ARTICLE:
## start
7.2 Needless to say, anyone rash enough to be patronising about their superiority in this department runs the risk of having their own skills put under the microscope. I should be reluctant to recommend Dean's arguments as models of critical thinking, and it is important to ask why this stern advocate departs so readily from the canons of clarity. And then the thought intrudes again - maybe it is not so much reasoned argument as conjurers' patter?

    In his book The Case for Astrology John Anthony West dubs Dean 'a master of the inappropriate analogy'. He quotes the master thus: 'Astrologers argue that signs and aspects cannot be studied in isolation (which is like arguing that overeating won't make you fat), and that what matters is the birth chart as a whole.'

    That was in 1988, but there are no signs of repentance, and the latest exposition contains other strange similes: "... like mechanics who claim that intuition allows successful repairs to cars despite having no workshop manuals" (p.137); "... like claiming that rhubarb explains why airplanes fly" (p.160); "... like asking for a theory to explain flying elephants" (p.160); "... like having a clock that might or might not be working, and trying to tell the time from just a few of its countless cogwheels" (p.163).

    Or, choicely: "People do not travel to Heathrow Airport on the off-chance that somebody will suddenly discover aeroplanes" (p.148).

    These Deanisms might seem innocuous, but students of critical thinking will recognise the classic fallacy of the red herring. By dropping some pathetically obvious point into the discussion (well, of course eating makes you fat!) the reader is nudged towards accepting the rest.

    Now Dean is knowledgeable on the various effects that might produce false conclusions, and indeed lists no less than 15 of them (p.136). And a fascinating lot they are, as he himself enthuses. He goes on: "For example, the Dr Fox effect involves blinding you with style and jargon rather than content (we just did exactly that)". There's nothing like telling the customers when they are being led by the nose! The candour disarms them for what's next.
## end
DATASET EXCERPTS:
## start
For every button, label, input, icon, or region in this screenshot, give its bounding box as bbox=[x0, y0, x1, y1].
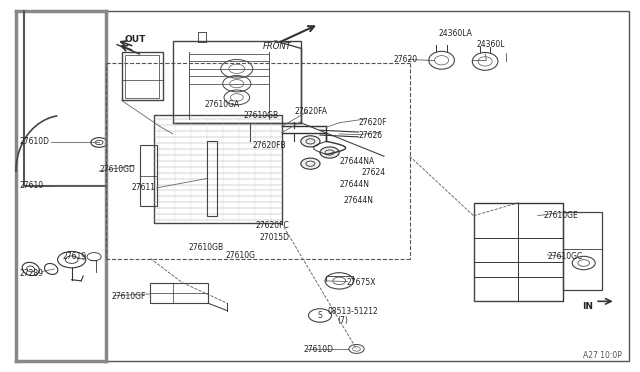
Text: 27644NA: 27644NA bbox=[339, 157, 374, 166]
Text: 27620: 27620 bbox=[394, 55, 418, 64]
Text: 27610GA: 27610GA bbox=[205, 100, 240, 109]
Bar bbox=[122, 52, 163, 100]
Text: 24360L: 24360L bbox=[477, 40, 506, 49]
Text: 27620FC: 27620FC bbox=[256, 221, 290, 230]
Bar bbox=[150, 283, 208, 303]
Text: S: S bbox=[317, 311, 323, 320]
Text: 27626: 27626 bbox=[358, 131, 383, 140]
Text: 27610GD: 27610GD bbox=[99, 165, 135, 174]
Text: 27610D: 27610D bbox=[304, 345, 334, 354]
Text: 27611: 27611 bbox=[131, 183, 155, 192]
Text: 27675X: 27675X bbox=[347, 278, 376, 287]
Text: 27610D: 27610D bbox=[19, 137, 49, 146]
Text: 08513-51212: 08513-51212 bbox=[328, 307, 378, 316]
Bar bbox=[125, 55, 159, 98]
Bar bbox=[140, 145, 157, 206]
Text: FRONT: FRONT bbox=[262, 42, 291, 51]
Text: (7): (7) bbox=[337, 316, 348, 325]
Circle shape bbox=[301, 136, 320, 147]
Text: 27620FA: 27620FA bbox=[294, 107, 328, 116]
Text: 27610G: 27610G bbox=[225, 251, 255, 260]
Bar bbox=[154, 115, 282, 223]
Text: 27610GC: 27610GC bbox=[547, 252, 582, 261]
Circle shape bbox=[320, 147, 339, 158]
Text: 27620FB: 27620FB bbox=[253, 141, 287, 150]
Bar bbox=[474, 203, 563, 301]
Text: 27610GF: 27610GF bbox=[112, 292, 147, 301]
Text: IN: IN bbox=[582, 302, 593, 311]
Text: 27644N: 27644N bbox=[339, 180, 369, 189]
Circle shape bbox=[301, 158, 320, 169]
Text: 27289: 27289 bbox=[19, 269, 44, 278]
Text: 27610GB: 27610GB bbox=[189, 243, 224, 251]
Text: 27610: 27610 bbox=[19, 182, 44, 190]
Text: 27610GE: 27610GE bbox=[544, 211, 579, 220]
Text: 27624: 27624 bbox=[362, 169, 386, 177]
Bar bbox=[563, 212, 602, 290]
Text: 27619: 27619 bbox=[63, 252, 87, 261]
Bar bbox=[207, 141, 217, 216]
Text: A27 10:0P: A27 10:0P bbox=[583, 351, 622, 360]
Text: 27610GB: 27610GB bbox=[243, 111, 278, 120]
Text: 27644N: 27644N bbox=[344, 196, 374, 205]
Text: 24360LA: 24360LA bbox=[438, 29, 472, 38]
Text: 27620F: 27620F bbox=[358, 118, 387, 127]
Text: 27015D: 27015D bbox=[259, 233, 289, 242]
Text: OUT: OUT bbox=[125, 35, 146, 44]
Bar bbox=[198, 32, 206, 42]
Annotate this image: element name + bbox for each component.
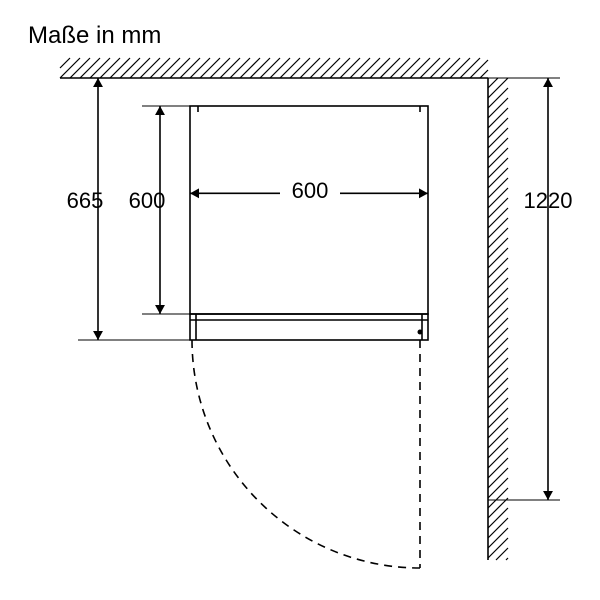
dimension-drawing — [0, 0, 600, 600]
dim-wall-clearance: 1220 — [516, 188, 580, 214]
dim-outer-height: 665 — [60, 188, 110, 214]
dim-width: 600 — [280, 178, 340, 204]
dim-inner-height: 600 — [122, 188, 172, 214]
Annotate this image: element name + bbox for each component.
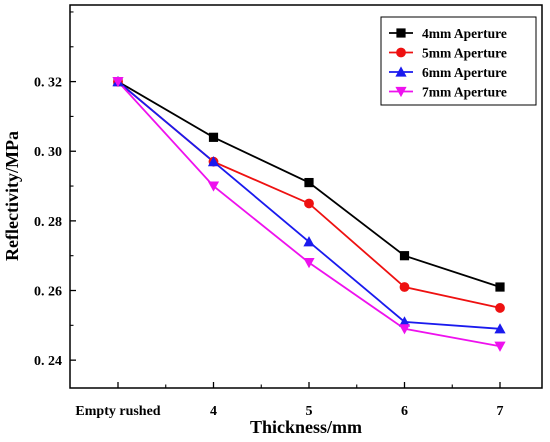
legend-label: 7mm Aperture	[422, 85, 507, 100]
data-point	[494, 341, 506, 352]
legend-marker	[396, 47, 406, 58]
y-axis-ticks: 0. 24 0. 26 0. 28 0. 30 0. 32	[34, 11, 76, 369]
legend-box	[380, 16, 537, 106]
series-layer	[112, 76, 506, 352]
x-tick-label: 7	[497, 404, 504, 419]
data-point	[303, 236, 315, 247]
x-tick-label: Empty rushed	[75, 404, 160, 419]
data-point	[304, 198, 314, 209]
legend-label: 6mm Aperture	[422, 65, 507, 80]
y-tick-label: 0. 30	[34, 145, 62, 160]
x-axis-ticks: Empty rushed 4 5 6 7	[75, 382, 504, 419]
y-tick-label: 0. 26	[34, 285, 62, 300]
legend-marker	[395, 86, 407, 98]
plot-frame	[69, 4, 543, 389]
data-point	[112, 77, 124, 88]
data-point	[494, 323, 506, 334]
data-point	[399, 251, 410, 261]
legend-marker	[395, 66, 407, 77]
data-point	[303, 258, 315, 269]
data-point	[495, 282, 505, 292]
data-point	[399, 282, 410, 292]
legend: 4mm Aperture 5mm Aperture 6mm Aperture 7mm …	[380, 16, 537, 106]
legend-label: 4mm Aperture	[422, 26, 507, 41]
data-point	[207, 181, 220, 192]
legend-items: 4mm Aperture 5mm Aperture 6mm Aperture 7mm …	[389, 26, 507, 100]
data-point	[208, 132, 219, 142]
y-tick-label: 0. 32	[34, 76, 62, 91]
data-point	[398, 324, 411, 335]
series-line	[117, 80, 501, 348]
data-point	[495, 303, 505, 313]
x-axis-title: Thickness/mm	[250, 417, 362, 437]
legend-label: 5mm Aperture	[422, 46, 507, 61]
y-axis-title: Reflectivity/MPa	[2, 131, 22, 261]
legend-marker	[396, 28, 406, 38]
x-tick-label: 5	[306, 404, 313, 419]
data-point	[207, 156, 220, 167]
data-point	[398, 316, 411, 327]
x-tick-label: 4	[210, 404, 217, 419]
x-tick-label: 6	[401, 404, 408, 419]
y-tick-label: 0. 28	[34, 215, 62, 230]
y-tick-label: 0. 24	[34, 354, 62, 369]
data-point	[304, 177, 314, 188]
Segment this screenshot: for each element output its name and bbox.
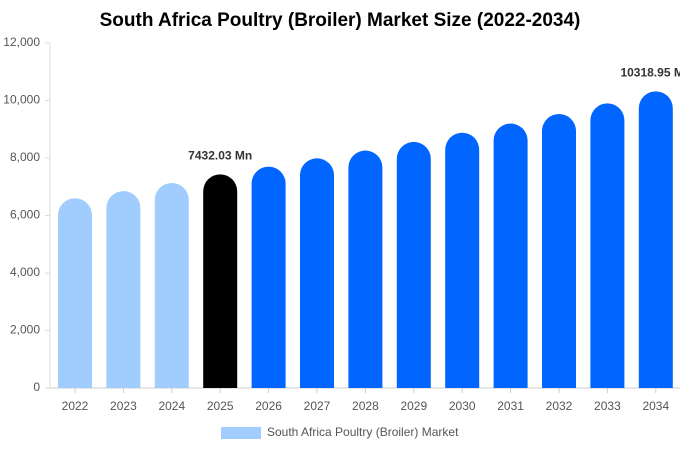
bar	[203, 174, 238, 388]
x-tick-label: 2032	[546, 399, 573, 413]
bar	[106, 191, 141, 388]
x-tick-label: 2034	[642, 399, 669, 413]
bar	[58, 198, 92, 388]
y-tick-label: 8,000	[10, 150, 40, 164]
x-tick-label: 2028	[352, 399, 379, 413]
bar	[542, 114, 576, 388]
x-tick-label: 2026	[255, 399, 282, 413]
bar	[396, 141, 431, 388]
bar	[300, 158, 334, 388]
y-tick-label: 12,000	[3, 35, 40, 49]
x-tick-label: 2033	[594, 399, 621, 413]
chart-title: South Africa Poultry (Broiler) Market Si…	[100, 10, 581, 31]
legend-swatch	[221, 427, 261, 439]
x-tick-label: 2022	[62, 399, 89, 413]
y-tick-label: 2,000	[10, 323, 40, 337]
bar	[251, 166, 286, 388]
bar	[638, 91, 673, 388]
bar	[590, 103, 625, 388]
x-tick-label: 2025	[207, 399, 234, 413]
y-tick-label: 10,000	[3, 93, 40, 107]
x-tick-label: 2030	[449, 399, 476, 413]
y-tick-label: 0	[33, 380, 40, 394]
x-tick-label: 2024	[158, 399, 185, 413]
bar	[445, 132, 480, 388]
value-label: 7432.03 Mn	[188, 149, 252, 163]
y-tick-label: 4,000	[10, 265, 40, 279]
x-tick-label: 2023	[110, 399, 137, 413]
bar	[348, 150, 383, 388]
x-tick-label: 2029	[400, 399, 427, 413]
x-tick-label: 2031	[497, 399, 524, 413]
x-tick-label: 2027	[304, 399, 331, 413]
legend-label: South Africa Poultry (Broiler) Market	[267, 425, 459, 439]
bar	[154, 183, 189, 388]
y-tick-label: 6,000	[10, 208, 40, 222]
bar	[493, 123, 528, 388]
value-label: 10318.95 Mn	[620, 66, 680, 80]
## end
EXERCISE REQUIREMENTS: Copy the critique of Dean's arguments between "These Deanisms might" and "for what's next.", inclusive, swapping "red herring" for "diversion".

WRITTEN SOLUTION:
These Deanisms might seem innocuous, but students of critical thinking will recognise the classic fallacy of the diversion. By dropping some pathetically obvious point into the discussion (well, of course eating makes you fat!) the reader is nudged towards accepting the rest.

    Now Dean is knowledgeable on the various effects that might produce false conclusions, and indeed lists no less than 15 of them (p.136). And a fascinating lot they are, as he himself enthuses. He goes on: "For example, the Dr Fox effect involves blinding you with style and jargon rather than content (we just did exactly that)". There's nothing like telling the customers when they are being led by the nose! The candour disarms them for what's next.